These words greet guests after they enter “The Haunted Mansion,” a popular dark ride at the Walt Disney World theme park in Orlando, Fla. In this attraction, riders enter the dimly-lit foyer of a decrepit manor house, and are summarily guided through its vague history, and current state of spectral habitation, by the disembodied voice of the “Ghost Host.” Guests ride in a “doom buggy” through scenes of light comic macabre: an unending hallway where a candelabra fl oats, a seance conducted by a head in a crystal ball, a “swinging wake” where spirits from all periods of time gather for dancing and revelry. All of this with an attention to detail and ambiance that only the cash flow from a cultural oligarchy like Disney could incite.

My daughter Lucy and I love to watch ride-through videos of “The Haunted Mansion” on YouTube. As a person obsessed with theme park rides (see previous blogs) who used to live in Florida (see other previous blogs), I have, of course, ridden it many times over the years. I rode it with Lucy a few years ago, but at the time she was 3 years old, and not really impressed with the complex artistry involved. Now, it seems, she’s changed her mind.

Naturally, it has at least a little to do with the time of the year. The air is cooling, plants begin to wither and fade and more and more of the day is taken up by darkness. Halloween approaches.

Kids love to creep themselves out, and my particular kid is no different in this regard. There’s one effect in “The Haunted Mansion” that Lucy always insists that we skip when we watch the videos, and that’s one where a portrait of a young man slowly metamorphoses into an old man, a corpse and, finally, a skeleton.

Every time: “Hey Mom, I don’t want to see the creepy picture, okay?” Then we finish watching the video and she says, “Uh, Mom? Uh … can we watch the creepy picture thing?” Every time.

I had a similar affliction as a kid: there was this wonderful, horrible series of books in the school library which used to terrify and delight me, “Scary Stories to Tell in the Dark.” Each story was only a few pages long, and many of the stories were age-old urban legends, told in simple language: the hook on the car, the bride found locked in the trunk, the call coming from inside the house. The three books are, in fact, a labor of love in folklore by Alvin Schwartz, who collected the tales; at the end of each book is a scholarly compendium of sources and notes on the origins of the stories, which is kind of surprising for a children’s book.

But, as anyone who read the books as a child will tell you, the stories themselves would have been nothing without the illustrations of Stephen Gammell. Each story was accompanied by a drawing, and each drawing was somehow at once ghastly and beautiful. In particular, my two favorites were the illustrations for the stories “Harold” (about a scarecrow who is both sentient and, naturally, murderous) and “Wonderful Sausage” (spoiler alert: the sausage is not made out of normal sausage stuff).

## Stated problem A
In the Haunted Mansion text, replace "candelabra" with "lantern" and write out the passage that begins at the words "These words greet" and stops after "Disney could incite.".

## Entries

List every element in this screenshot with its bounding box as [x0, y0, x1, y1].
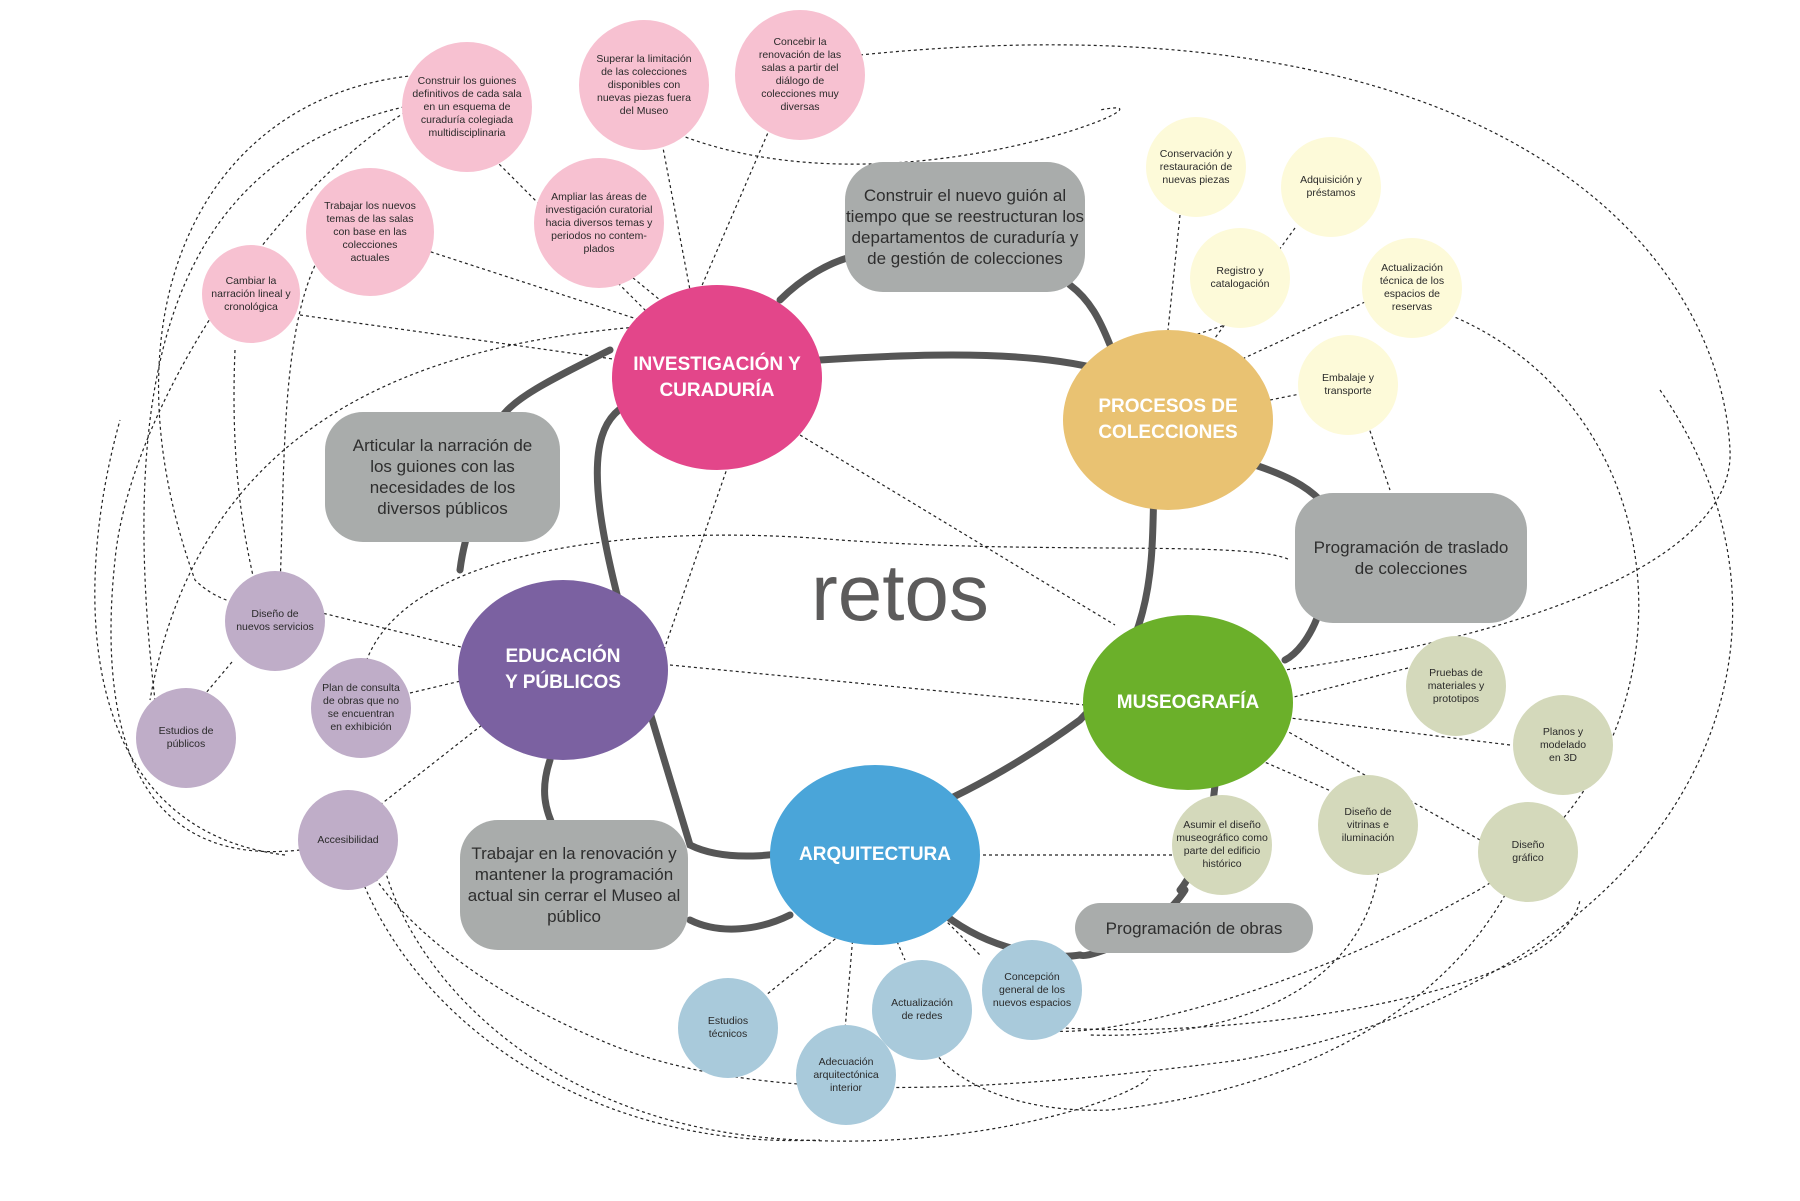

==

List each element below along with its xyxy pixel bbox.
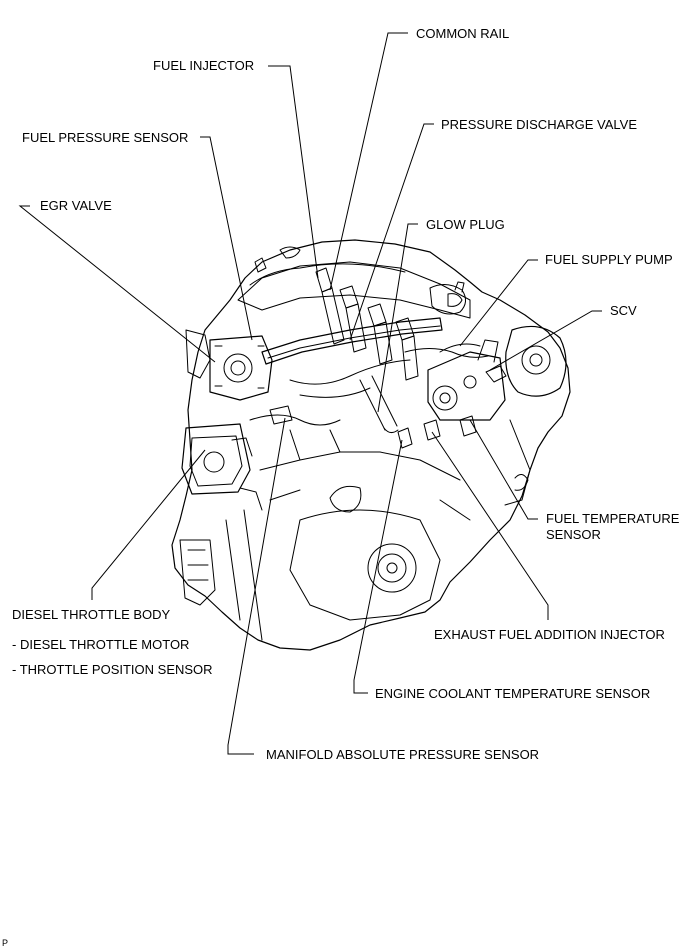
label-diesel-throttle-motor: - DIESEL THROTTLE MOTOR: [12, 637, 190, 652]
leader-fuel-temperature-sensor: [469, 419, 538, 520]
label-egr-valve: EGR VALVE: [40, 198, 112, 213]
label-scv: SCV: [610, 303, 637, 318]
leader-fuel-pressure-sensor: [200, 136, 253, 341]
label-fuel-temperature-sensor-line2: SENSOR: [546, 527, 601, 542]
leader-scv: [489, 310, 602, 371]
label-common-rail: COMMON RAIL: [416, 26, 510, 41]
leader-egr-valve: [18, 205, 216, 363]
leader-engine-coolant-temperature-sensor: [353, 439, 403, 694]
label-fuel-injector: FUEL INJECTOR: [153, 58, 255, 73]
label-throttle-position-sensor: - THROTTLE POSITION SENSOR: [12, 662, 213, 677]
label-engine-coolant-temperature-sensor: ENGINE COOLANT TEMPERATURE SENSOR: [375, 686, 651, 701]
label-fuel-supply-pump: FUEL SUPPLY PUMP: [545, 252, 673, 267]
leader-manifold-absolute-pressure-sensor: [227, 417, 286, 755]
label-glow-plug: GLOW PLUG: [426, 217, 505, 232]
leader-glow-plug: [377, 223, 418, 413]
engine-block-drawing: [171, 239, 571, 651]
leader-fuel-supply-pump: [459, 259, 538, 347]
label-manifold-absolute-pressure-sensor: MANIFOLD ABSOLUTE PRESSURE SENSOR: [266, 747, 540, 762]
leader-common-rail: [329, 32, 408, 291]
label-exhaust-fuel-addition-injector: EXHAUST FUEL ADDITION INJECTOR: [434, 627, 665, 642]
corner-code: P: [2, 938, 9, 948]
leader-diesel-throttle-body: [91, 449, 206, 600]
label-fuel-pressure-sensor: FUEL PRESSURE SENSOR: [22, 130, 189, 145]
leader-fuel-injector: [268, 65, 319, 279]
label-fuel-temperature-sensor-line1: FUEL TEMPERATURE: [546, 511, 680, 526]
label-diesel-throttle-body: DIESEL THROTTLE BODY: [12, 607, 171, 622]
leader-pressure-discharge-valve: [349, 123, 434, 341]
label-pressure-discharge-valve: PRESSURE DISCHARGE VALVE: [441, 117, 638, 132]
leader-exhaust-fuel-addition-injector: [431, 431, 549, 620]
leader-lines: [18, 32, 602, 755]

## Stated problem B
Copy the rows that begin at the line with "List each element" and stop after the line with "leader-lines: [18, 32, 602, 755]". Leave the pictures out of your copy.

## Exercise output A
These words greet guests after they enter “The Haunted Mansion,” a popular dark ride at the Walt Disney World theme park in Orlando, Fla. In this attraction, riders enter the dimly-lit foyer of a decrepit manor house, and are summarily guided through its vague history, and current state of spectral habitation, by the disembodied voice of the “Ghost Host.” Guests ride in a “doom buggy” through scenes of light comic macabre: an unending hallway where a lantern fl oats, a seance conducted by a head in a crystal ball, a “swinging wake” where spirits from all periods of time gather for dancing and revelry. All of this with an attention to detail and ambiance that only the cash flow from a cultural oligarchy like Disney could incite.

## Exercise output B
List each element below along with its xyxy pixel bbox.
label-diesel-throttle-motor: - DIESEL THROTTLE MOTOR: [12, 637, 190, 652]
leader-fuel-temperature-sensor: [469, 419, 538, 520]
label-egr-valve: EGR VALVE: [40, 198, 112, 213]
label-scv: SCV: [610, 303, 637, 318]
leader-fuel-pressure-sensor: [200, 136, 253, 341]
label-fuel-temperature-sensor-line2: SENSOR: [546, 527, 601, 542]
leader-scv: [489, 310, 602, 371]
label-common-rail: COMMON RAIL: [416, 26, 510, 41]
leader-egr-valve: [18, 205, 216, 363]
leader-engine-coolant-temperature-sensor: [353, 439, 403, 694]
label-fuel-injector: FUEL INJECTOR: [153, 58, 255, 73]
label-throttle-position-sensor: - THROTTLE POSITION SENSOR: [12, 662, 213, 677]
label-engine-coolant-temperature-sensor: ENGINE COOLANT TEMPERATURE SENSOR: [375, 686, 651, 701]
label-fuel-supply-pump: FUEL SUPPLY PUMP: [545, 252, 673, 267]
leader-manifold-absolute-pressure-sensor: [227, 417, 286, 755]
label-glow-plug: GLOW PLUG: [426, 217, 505, 232]
leader-glow-plug: [377, 223, 418, 413]
engine-block-drawing: [171, 239, 571, 651]
leader-fuel-supply-pump: [459, 259, 538, 347]
label-manifold-absolute-pressure-sensor: MANIFOLD ABSOLUTE PRESSURE SENSOR: [266, 747, 540, 762]
leader-common-rail: [329, 32, 408, 291]
label-exhaust-fuel-addition-injector: EXHAUST FUEL ADDITION INJECTOR: [434, 627, 665, 642]
corner-code: P: [2, 938, 9, 948]
leader-diesel-throttle-body: [91, 449, 206, 600]
label-fuel-pressure-sensor: FUEL PRESSURE SENSOR: [22, 130, 189, 145]
leader-fuel-injector: [268, 65, 319, 279]
label-fuel-temperature-sensor-line1: FUEL TEMPERATURE: [546, 511, 680, 526]
label-diesel-throttle-body: DIESEL THROTTLE BODY: [12, 607, 171, 622]
leader-pressure-discharge-valve: [349, 123, 434, 341]
label-pressure-discharge-valve: PRESSURE DISCHARGE VALVE: [441, 117, 638, 132]
leader-exhaust-fuel-addition-injector: [431, 431, 549, 620]
leader-lines: [18, 32, 602, 755]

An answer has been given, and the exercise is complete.